PROBLEM STATEMENT:
Scan the material for the word "hvor", and copy each line where it shows up.

_ _ _ _ _ _ _

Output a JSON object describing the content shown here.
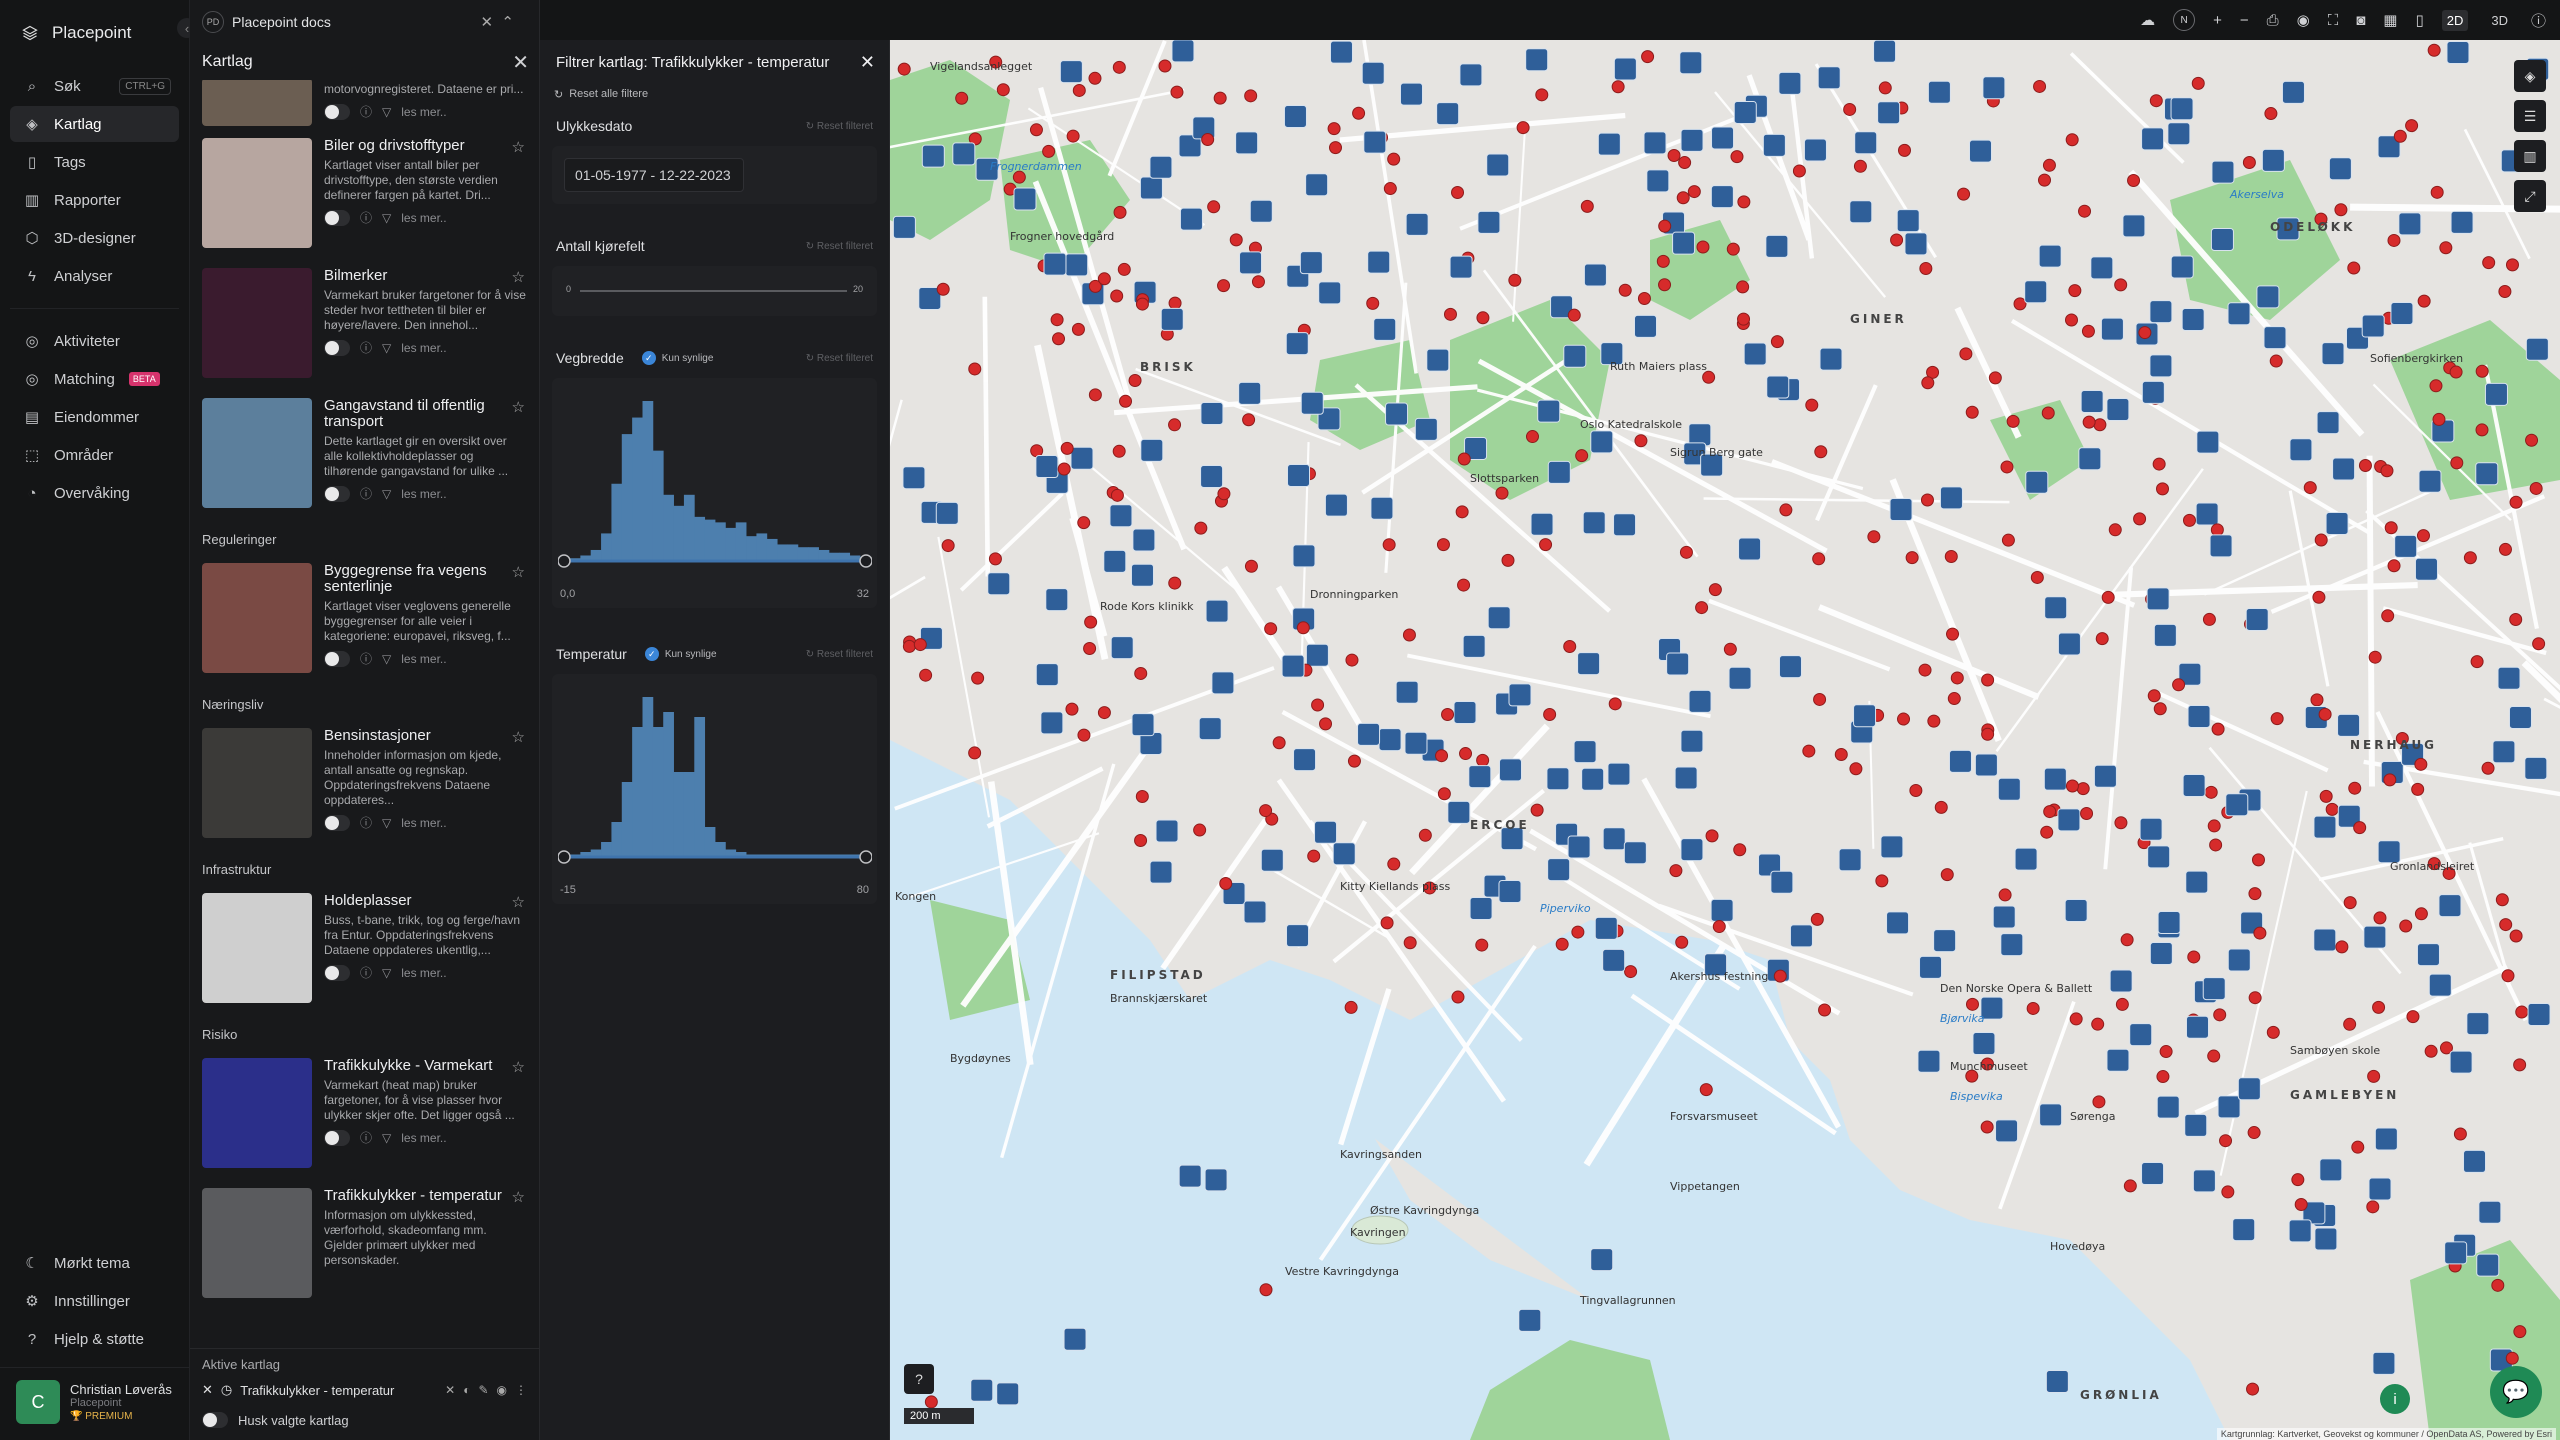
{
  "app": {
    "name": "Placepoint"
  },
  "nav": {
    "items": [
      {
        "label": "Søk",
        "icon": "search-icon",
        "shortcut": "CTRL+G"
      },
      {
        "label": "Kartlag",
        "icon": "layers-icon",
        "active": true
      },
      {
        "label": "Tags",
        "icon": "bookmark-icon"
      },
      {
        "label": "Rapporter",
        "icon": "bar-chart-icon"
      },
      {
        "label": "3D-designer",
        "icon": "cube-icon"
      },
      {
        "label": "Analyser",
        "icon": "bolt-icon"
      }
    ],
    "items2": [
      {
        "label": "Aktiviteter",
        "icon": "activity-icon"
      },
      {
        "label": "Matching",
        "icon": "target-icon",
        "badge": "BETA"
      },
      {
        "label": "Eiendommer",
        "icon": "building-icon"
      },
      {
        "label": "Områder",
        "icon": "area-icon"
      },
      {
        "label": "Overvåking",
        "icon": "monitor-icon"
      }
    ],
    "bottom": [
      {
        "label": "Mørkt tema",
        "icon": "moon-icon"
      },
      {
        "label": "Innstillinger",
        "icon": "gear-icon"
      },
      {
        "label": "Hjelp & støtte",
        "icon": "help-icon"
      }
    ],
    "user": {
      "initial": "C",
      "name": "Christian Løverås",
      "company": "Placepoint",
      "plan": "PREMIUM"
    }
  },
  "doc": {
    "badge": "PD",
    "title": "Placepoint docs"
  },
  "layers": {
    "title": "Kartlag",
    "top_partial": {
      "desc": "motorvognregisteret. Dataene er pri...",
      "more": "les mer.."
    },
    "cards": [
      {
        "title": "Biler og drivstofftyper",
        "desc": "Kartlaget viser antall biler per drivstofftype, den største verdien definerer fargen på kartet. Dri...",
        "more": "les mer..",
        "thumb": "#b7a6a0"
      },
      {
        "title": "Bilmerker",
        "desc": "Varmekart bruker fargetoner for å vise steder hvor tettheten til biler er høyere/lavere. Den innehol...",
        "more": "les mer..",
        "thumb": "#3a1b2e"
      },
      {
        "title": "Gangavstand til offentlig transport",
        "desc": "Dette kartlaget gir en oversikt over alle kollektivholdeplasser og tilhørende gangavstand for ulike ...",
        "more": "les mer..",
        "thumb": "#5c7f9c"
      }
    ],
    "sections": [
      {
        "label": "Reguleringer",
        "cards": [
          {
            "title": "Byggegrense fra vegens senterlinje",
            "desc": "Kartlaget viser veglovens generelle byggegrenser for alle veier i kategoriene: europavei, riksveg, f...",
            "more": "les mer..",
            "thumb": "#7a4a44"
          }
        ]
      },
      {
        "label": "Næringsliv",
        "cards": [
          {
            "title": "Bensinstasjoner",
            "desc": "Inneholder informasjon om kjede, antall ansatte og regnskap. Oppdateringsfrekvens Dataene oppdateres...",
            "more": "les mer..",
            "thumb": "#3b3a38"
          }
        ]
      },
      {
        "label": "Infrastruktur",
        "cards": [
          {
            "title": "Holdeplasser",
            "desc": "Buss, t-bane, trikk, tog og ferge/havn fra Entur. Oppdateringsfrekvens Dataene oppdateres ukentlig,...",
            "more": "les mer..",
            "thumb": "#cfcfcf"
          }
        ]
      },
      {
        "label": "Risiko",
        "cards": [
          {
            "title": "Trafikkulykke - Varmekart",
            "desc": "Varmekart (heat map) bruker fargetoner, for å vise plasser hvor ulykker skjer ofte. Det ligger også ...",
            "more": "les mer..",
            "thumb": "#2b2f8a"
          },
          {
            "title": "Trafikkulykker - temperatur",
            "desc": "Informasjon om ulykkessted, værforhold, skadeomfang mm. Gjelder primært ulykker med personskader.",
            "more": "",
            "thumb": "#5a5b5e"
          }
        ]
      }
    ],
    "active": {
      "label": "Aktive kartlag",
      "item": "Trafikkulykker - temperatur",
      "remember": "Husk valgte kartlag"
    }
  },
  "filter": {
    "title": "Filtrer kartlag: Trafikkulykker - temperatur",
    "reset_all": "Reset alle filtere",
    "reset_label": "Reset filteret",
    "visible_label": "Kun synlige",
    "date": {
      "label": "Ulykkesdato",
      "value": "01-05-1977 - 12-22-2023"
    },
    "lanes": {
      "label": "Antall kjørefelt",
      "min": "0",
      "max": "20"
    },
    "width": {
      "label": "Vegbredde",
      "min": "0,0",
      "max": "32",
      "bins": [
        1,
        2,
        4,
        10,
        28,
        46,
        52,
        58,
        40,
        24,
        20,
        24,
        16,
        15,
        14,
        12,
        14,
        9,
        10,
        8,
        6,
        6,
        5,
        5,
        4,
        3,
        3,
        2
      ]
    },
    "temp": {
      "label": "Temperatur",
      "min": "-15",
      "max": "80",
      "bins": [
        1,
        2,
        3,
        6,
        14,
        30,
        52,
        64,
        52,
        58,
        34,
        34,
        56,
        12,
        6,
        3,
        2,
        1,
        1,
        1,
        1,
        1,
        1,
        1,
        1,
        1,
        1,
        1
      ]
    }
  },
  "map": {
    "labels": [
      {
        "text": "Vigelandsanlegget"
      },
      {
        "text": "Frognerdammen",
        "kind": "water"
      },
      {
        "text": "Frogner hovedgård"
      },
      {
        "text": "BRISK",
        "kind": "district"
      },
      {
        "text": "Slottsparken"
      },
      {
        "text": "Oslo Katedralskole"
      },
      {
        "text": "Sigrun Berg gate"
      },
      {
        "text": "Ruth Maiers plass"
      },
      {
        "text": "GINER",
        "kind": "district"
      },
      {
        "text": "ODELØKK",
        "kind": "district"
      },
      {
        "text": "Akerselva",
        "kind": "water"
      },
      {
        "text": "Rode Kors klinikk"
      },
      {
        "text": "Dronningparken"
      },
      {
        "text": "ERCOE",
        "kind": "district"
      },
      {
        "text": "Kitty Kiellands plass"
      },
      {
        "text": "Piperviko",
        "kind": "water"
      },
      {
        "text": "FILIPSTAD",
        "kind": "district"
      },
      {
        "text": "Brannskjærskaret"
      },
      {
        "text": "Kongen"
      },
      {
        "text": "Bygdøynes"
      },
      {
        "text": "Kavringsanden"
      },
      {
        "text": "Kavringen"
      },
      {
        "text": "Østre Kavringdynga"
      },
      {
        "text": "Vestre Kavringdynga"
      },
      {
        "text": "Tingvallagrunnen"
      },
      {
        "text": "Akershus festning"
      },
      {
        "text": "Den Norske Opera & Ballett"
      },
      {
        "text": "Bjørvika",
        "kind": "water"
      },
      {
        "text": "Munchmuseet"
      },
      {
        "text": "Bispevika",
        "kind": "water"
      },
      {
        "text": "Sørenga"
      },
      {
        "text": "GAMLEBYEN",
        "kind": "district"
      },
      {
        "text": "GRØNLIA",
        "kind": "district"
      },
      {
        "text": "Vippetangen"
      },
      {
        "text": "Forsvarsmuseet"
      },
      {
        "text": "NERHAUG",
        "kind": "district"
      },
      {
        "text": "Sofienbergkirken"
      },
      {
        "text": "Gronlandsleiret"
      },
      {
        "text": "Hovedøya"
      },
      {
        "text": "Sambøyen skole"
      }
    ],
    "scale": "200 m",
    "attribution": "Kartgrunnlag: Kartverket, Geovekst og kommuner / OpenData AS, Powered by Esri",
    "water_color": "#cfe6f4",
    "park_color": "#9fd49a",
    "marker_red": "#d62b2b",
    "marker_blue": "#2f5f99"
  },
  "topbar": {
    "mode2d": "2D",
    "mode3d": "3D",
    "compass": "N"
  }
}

_ _ _ _ _ _ _

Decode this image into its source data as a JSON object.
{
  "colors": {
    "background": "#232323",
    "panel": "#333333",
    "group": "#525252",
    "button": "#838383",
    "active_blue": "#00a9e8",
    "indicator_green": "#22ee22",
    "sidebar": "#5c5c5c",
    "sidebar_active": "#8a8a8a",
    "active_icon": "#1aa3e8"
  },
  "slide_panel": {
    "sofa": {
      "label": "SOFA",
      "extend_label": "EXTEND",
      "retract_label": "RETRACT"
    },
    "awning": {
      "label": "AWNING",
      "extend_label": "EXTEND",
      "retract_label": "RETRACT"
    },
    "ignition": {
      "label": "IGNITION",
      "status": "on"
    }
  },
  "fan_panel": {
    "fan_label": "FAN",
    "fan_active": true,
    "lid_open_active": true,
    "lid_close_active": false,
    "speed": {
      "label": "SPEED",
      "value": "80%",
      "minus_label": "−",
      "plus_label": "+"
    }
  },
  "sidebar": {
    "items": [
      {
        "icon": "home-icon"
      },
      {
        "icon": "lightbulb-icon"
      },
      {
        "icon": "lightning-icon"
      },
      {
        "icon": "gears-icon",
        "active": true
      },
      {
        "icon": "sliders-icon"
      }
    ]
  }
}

_ _ _ _ _ _ _

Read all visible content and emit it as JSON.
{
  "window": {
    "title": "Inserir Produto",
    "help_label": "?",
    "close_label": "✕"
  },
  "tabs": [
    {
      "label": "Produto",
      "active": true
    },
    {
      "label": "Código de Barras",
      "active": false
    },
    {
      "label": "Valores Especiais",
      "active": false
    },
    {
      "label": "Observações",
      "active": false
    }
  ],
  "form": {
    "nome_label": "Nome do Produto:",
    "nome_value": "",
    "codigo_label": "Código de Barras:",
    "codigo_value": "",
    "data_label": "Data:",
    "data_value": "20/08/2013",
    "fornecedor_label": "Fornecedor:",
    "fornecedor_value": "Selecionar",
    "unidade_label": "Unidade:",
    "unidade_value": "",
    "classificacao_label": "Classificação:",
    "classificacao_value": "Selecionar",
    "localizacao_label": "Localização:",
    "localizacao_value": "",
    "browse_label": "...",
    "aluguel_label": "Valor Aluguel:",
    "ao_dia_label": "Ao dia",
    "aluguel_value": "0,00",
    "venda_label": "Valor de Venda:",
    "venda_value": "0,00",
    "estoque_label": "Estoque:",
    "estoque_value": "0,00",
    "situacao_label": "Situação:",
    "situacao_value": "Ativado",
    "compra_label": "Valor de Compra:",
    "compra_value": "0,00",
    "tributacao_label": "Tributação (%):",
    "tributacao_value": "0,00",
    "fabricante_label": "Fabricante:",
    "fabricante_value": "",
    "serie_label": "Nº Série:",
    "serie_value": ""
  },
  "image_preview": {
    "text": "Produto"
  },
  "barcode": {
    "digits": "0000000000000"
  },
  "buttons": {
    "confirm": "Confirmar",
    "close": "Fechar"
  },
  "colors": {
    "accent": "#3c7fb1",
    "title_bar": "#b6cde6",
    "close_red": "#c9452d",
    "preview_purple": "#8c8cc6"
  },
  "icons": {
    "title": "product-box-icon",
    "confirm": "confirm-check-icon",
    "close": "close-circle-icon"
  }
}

_ _ _ _ _ _ _

EXERCISE SOLUTION:
        "desc": "Varmekart bruker fargetoner for å vise steder hvor tettheten til biler er høyere/lavere. Den innehol...",
            "desc": "Varmekart (heat map) bruker fargetoner, for å vise plasser hvor ulykker skjer ofte. Det ligger også ...",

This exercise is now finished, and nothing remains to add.